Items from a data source

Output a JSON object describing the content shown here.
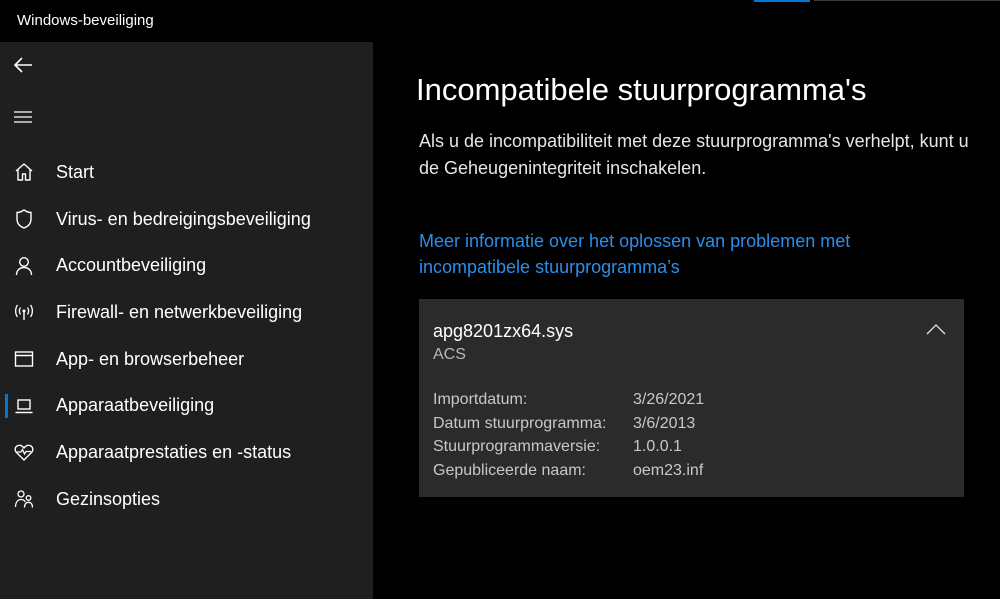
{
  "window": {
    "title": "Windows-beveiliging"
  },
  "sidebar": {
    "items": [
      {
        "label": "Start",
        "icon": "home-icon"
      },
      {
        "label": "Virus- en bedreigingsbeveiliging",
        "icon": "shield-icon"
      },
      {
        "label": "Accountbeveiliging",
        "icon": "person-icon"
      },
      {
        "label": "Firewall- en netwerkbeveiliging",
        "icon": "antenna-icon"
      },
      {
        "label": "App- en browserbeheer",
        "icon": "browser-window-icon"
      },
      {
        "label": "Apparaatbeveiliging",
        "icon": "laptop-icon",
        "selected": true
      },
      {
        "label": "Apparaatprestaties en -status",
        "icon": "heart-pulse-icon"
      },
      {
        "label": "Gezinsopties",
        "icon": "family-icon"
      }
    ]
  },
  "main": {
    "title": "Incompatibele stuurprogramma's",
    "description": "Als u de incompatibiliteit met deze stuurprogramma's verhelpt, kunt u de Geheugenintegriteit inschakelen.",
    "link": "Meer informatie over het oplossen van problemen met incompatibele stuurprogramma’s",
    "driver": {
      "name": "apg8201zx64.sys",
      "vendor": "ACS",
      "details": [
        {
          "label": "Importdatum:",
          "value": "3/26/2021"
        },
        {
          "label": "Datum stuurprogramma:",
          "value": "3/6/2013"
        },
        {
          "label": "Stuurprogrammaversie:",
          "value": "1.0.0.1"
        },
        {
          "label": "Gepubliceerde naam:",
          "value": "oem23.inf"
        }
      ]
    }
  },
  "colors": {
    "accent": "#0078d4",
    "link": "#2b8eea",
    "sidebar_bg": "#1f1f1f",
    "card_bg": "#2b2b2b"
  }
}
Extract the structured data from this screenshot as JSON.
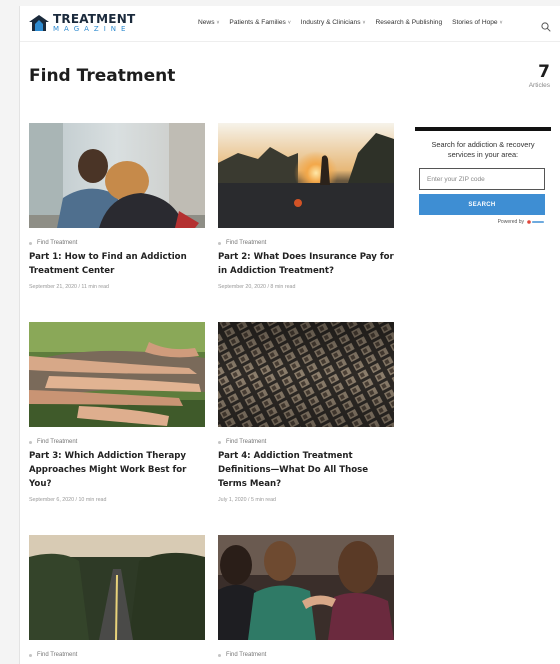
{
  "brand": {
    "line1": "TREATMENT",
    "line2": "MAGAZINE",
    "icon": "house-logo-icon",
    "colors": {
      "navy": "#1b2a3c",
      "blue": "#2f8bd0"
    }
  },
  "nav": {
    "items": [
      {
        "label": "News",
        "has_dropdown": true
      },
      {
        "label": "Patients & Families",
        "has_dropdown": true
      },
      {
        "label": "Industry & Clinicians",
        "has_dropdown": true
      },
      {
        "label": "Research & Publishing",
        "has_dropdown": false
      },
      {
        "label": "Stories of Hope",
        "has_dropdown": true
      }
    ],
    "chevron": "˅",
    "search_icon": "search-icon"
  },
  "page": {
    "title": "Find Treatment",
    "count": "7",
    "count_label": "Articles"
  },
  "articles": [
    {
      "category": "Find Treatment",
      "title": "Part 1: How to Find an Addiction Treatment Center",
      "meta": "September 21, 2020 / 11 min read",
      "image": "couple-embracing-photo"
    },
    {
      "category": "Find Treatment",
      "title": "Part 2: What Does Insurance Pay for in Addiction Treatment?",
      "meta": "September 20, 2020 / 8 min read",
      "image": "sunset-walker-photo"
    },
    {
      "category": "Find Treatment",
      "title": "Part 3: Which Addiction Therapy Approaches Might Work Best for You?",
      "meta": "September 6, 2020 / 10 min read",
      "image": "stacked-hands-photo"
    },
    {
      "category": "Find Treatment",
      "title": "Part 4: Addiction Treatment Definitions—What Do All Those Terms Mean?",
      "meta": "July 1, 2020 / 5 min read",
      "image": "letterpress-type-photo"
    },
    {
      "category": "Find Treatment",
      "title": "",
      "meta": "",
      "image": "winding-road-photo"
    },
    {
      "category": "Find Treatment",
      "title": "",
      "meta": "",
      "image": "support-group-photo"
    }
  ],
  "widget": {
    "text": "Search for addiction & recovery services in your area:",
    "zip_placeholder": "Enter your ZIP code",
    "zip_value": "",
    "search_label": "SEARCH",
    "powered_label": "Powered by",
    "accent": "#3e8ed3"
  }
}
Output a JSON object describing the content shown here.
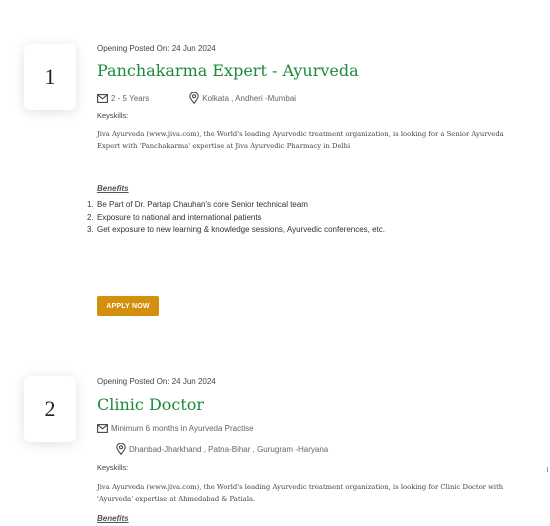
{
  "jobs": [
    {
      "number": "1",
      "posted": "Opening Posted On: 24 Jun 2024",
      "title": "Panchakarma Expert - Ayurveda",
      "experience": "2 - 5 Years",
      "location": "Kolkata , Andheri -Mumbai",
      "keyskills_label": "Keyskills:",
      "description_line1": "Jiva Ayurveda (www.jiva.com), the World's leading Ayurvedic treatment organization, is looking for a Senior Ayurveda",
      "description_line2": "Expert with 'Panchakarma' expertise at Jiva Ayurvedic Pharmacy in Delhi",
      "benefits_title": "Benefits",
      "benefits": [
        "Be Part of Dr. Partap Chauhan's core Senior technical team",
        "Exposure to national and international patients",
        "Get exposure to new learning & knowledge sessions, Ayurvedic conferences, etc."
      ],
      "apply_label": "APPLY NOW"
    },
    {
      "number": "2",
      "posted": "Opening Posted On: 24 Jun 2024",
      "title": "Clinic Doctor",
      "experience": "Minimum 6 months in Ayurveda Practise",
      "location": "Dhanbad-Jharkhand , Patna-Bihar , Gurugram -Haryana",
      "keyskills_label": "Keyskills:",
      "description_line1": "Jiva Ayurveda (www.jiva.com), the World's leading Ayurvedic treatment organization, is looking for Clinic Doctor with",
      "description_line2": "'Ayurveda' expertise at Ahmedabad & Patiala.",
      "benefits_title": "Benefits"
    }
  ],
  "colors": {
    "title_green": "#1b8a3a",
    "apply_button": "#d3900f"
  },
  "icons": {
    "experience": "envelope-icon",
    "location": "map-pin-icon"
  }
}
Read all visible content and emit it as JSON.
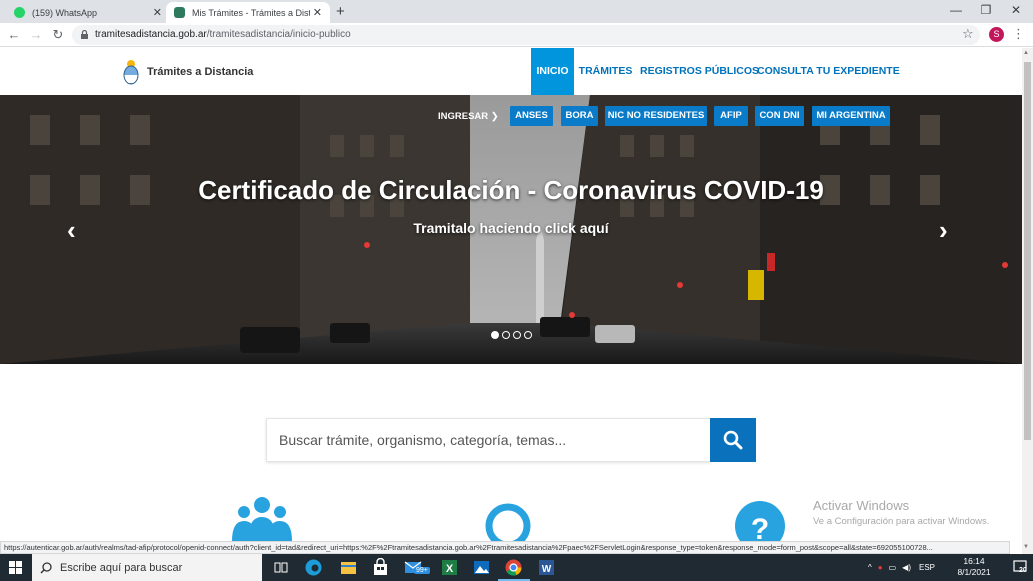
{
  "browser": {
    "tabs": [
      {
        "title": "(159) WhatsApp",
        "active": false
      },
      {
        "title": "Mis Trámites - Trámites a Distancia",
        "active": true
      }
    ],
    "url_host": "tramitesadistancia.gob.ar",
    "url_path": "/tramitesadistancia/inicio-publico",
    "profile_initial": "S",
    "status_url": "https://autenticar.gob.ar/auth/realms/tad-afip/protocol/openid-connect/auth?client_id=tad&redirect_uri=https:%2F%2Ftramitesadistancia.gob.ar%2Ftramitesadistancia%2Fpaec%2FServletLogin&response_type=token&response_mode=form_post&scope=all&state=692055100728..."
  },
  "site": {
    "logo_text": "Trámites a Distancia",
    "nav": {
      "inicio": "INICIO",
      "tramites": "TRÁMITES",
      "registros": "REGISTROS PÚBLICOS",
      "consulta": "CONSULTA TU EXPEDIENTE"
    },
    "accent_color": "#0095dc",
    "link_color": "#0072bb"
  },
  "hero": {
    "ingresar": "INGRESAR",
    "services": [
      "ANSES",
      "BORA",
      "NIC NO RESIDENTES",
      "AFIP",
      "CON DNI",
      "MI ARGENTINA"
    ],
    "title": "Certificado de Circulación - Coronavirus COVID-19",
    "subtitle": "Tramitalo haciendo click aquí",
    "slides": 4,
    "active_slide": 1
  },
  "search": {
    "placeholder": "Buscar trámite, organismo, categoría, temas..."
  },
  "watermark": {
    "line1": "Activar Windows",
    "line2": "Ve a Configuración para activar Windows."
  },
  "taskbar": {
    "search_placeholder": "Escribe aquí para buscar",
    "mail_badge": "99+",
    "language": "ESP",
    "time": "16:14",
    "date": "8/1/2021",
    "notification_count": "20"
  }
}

- _Required work_:
Every entry above should come back exactly as written, except for its pictures.

- _Response to this task_:
Output a JSON object describing the content shown here.
{
  "window": {
    "title": "Windows-beveiliging"
  },
  "sidebar": {
    "items": [
      {
        "label": "Start",
        "icon": "home-icon"
      },
      {
        "label": "Virus- en bedreigingsbeveiliging",
        "icon": "shield-icon"
      },
      {
        "label": "Accountbeveiliging",
        "icon": "person-icon"
      },
      {
        "label": "Firewall- en netwerkbeveiliging",
        "icon": "antenna-icon"
      },
      {
        "label": "App- en browserbeheer",
        "icon": "browser-window-icon"
      },
      {
        "label": "Apparaatbeveiliging",
        "icon": "laptop-icon",
        "selected": true
      },
      {
        "label": "Apparaatprestaties en -status",
        "icon": "heart-pulse-icon"
      },
      {
        "label": "Gezinsopties",
        "icon": "family-icon"
      }
    ]
  },
  "main": {
    "title": "Incompatibele stuurprogramma's",
    "description": "Als u de incompatibiliteit met deze stuurprogramma's verhelpt, kunt u de Geheugenintegriteit inschakelen.",
    "link": "Meer informatie over het oplossen van problemen met incompatibele stuurprogramma’s",
    "driver": {
      "name": "apg8201zx64.sys",
      "vendor": "ACS",
      "details": [
        {
          "label": "Importdatum:",
          "value": "3/26/2021"
        },
        {
          "label": "Datum stuurprogramma:",
          "value": "3/6/2013"
        },
        {
          "label": "Stuurprogrammaversie:",
          "value": "1.0.0.1"
        },
        {
          "label": "Gepubliceerde naam:",
          "value": "oem23.inf"
        }
      ]
    }
  },
  "colors": {
    "accent": "#0078d4",
    "link": "#2b8eea",
    "sidebar_bg": "#1f1f1f",
    "card_bg": "#2b2b2b"
  }
}
Extract the structured data from this screenshot as JSON.
{
  "brand": {
    "line1": "TREATMENT",
    "line2": "MAGAZINE",
    "icon": "house-logo-icon",
    "colors": {
      "navy": "#1b2a3c",
      "blue": "#2f8bd0"
    }
  },
  "nav": {
    "items": [
      {
        "label": "News",
        "has_dropdown": true
      },
      {
        "label": "Patients & Families",
        "has_dropdown": true
      },
      {
        "label": "Industry & Clinicians",
        "has_dropdown": true
      },
      {
        "label": "Research & Publishing",
        "has_dropdown": false
      },
      {
        "label": "Stories of Hope",
        "has_dropdown": true
      }
    ],
    "chevron": "˅",
    "search_icon": "search-icon"
  },
  "page": {
    "title": "Find Treatment",
    "count": "7",
    "count_label": "Articles"
  },
  "articles": [
    {
      "category": "Find Treatment",
      "title": "Part 1: How to Find an Addiction Treatment Center",
      "meta": "September 21, 2020 / 11 min read",
      "image": "couple-embracing-photo"
    },
    {
      "category": "Find Treatment",
      "title": "Part 2: What Does Insurance Pay for in Addiction Treatment?",
      "meta": "September 20, 2020 / 8 min read",
      "image": "sunset-walker-photo"
    },
    {
      "category": "Find Treatment",
      "title": "Part 3: Which Addiction Therapy Approaches Might Work Best for You?",
      "meta": "September 6, 2020 / 10 min read",
      "image": "stacked-hands-photo"
    },
    {
      "category": "Find Treatment",
      "title": "Part 4: Addiction Treatment Definitions—What Do All Those Terms Mean?",
      "meta": "July 1, 2020 / 5 min read",
      "image": "letterpress-type-photo"
    },
    {
      "category": "Find Treatment",
      "title": "",
      "meta": "",
      "image": "winding-road-photo"
    },
    {
      "category": "Find Treatment",
      "title": "",
      "meta": "",
      "image": "support-group-photo"
    }
  ],
  "widget": {
    "text": "Search for addiction & recovery services in your area:",
    "zip_placeholder": "Enter your ZIP code",
    "zip_value": "",
    "search_label": "SEARCH",
    "powered_label": "Powered by",
    "accent": "#3e8ed3"
  }
}
Output a JSON object describing the content shown here.
{
  "jobs": [
    {
      "number": "1",
      "posted": "Opening Posted On: 24 Jun 2024",
      "title": "Panchakarma Expert - Ayurveda",
      "experience": "2 - 5 Years",
      "location": "Kolkata , Andheri -Mumbai",
      "keyskills_label": "Keyskills:",
      "description_line1": "Jiva Ayurveda (www.jiva.com), the World's leading Ayurvedic treatment organization, is looking for a Senior Ayurveda",
      "description_line2": "Expert with 'Panchakarma' expertise at Jiva Ayurvedic Pharmacy in Delhi",
      "benefits_title": "Benefits",
      "benefits": [
        "Be Part of Dr. Partap Chauhan's core Senior technical team",
        "Exposure to national and international patients",
        "Get exposure to new learning & knowledge sessions, Ayurvedic conferences, etc."
      ],
      "apply_label": "APPLY NOW"
    },
    {
      "number": "2",
      "posted": "Opening Posted On: 24 Jun 2024",
      "title": "Clinic Doctor",
      "experience": "Minimum 6 months in Ayurveda Practise",
      "location": "Dhanbad-Jharkhand , Patna-Bihar , Gurugram -Haryana",
      "keyskills_label": "Keyskills:",
      "description_line1": "Jiva Ayurveda (www.jiva.com), the World's leading Ayurvedic treatment organization, is looking for Clinic Doctor with",
      "description_line2": "'Ayurveda' expertise at Ahmedabad & Patiala.",
      "benefits_title": "Benefits"
    }
  ],
  "colors": {
    "title_green": "#1b8a3a",
    "apply_button": "#d3900f"
  },
  "icons": {
    "experience": "envelope-icon",
    "location": "map-pin-icon"
  }
}
Read all visible content and emit it as JSON.
{
  "browser": {
    "tabs": [
      {
        "title": "(159) WhatsApp",
        "active": false
      },
      {
        "title": "Mis Trámites - Trámites a Distancia",
        "active": true
      }
    ],
    "url_host": "tramitesadistancia.gob.ar",
    "url_path": "/tramitesadistancia/inicio-publico",
    "profile_initial": "S",
    "status_url": "https://autenticar.gob.ar/auth/realms/tad-afip/protocol/openid-connect/auth?client_id=tad&redirect_uri=https:%2F%2Ftramitesadistancia.gob.ar%2Ftramitesadistancia%2Fpaec%2FServletLogin&response_type=token&response_mode=form_post&scope=all&state=692055100728..."
  },
  "site": {
    "logo_text": "Trámites a Distancia",
    "nav": {
      "inicio": "INICIO",
      "tramites": "TRÁMITES",
      "registros": "REGISTROS PÚBLICOS",
      "consulta": "CONSULTA TU EXPEDIENTE"
    },
    "accent_color": "#0095dc",
    "link_color": "#0072bb"
  },
  "hero": {
    "ingresar": "INGRESAR",
    "services": [
      "ANSES",
      "BORA",
      "NIC NO RESIDENTES",
      "AFIP",
      "CON DNI",
      "MI ARGENTINA"
    ],
    "title": "Certificado de Circulación - Coronavirus COVID-19",
    "subtitle": "Tramitalo haciendo click aquí",
    "slides": 4,
    "active_slide": 1
  },
  "search": {
    "placeholder": "Buscar trámite, organismo, categoría, temas..."
  },
  "watermark": {
    "line1": "Activar Windows",
    "line2": "Ve a Configuración para activar Windows."
  },
  "taskbar": {
    "search_placeholder": "Escribe aquí para buscar",
    "mail_badge": "99+",
    "language": "ESP",
    "time": "16:14",
    "date": "8/1/2021",
    "notification_count": "20"
  }
}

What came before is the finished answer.